-- BEGIN --
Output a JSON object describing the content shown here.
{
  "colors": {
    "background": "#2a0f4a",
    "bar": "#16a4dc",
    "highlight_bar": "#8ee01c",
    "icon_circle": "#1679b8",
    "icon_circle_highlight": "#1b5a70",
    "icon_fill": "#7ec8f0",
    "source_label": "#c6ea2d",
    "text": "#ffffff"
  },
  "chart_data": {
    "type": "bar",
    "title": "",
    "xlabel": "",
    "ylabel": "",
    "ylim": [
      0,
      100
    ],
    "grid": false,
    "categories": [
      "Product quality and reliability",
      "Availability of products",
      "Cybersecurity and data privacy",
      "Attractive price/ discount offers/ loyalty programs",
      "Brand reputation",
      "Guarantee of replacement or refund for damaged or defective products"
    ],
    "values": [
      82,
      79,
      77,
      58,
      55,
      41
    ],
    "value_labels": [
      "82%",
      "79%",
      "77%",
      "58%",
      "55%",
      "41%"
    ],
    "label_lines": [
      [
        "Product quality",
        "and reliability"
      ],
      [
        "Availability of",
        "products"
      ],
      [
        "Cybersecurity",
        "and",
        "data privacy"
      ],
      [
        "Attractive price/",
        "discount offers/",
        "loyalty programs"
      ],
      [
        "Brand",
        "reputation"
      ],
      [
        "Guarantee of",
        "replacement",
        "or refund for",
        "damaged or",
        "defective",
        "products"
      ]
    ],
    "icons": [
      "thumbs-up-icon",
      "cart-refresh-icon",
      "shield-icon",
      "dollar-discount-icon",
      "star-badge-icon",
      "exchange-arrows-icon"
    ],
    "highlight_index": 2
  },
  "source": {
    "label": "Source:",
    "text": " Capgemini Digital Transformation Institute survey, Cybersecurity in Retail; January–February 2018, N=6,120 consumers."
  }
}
-- END --
Aim ▸ Find the lines that include the string "privacy", then copy each of them.

Response below ▸
      "Cybersecurity and data privacy",
        "data privacy"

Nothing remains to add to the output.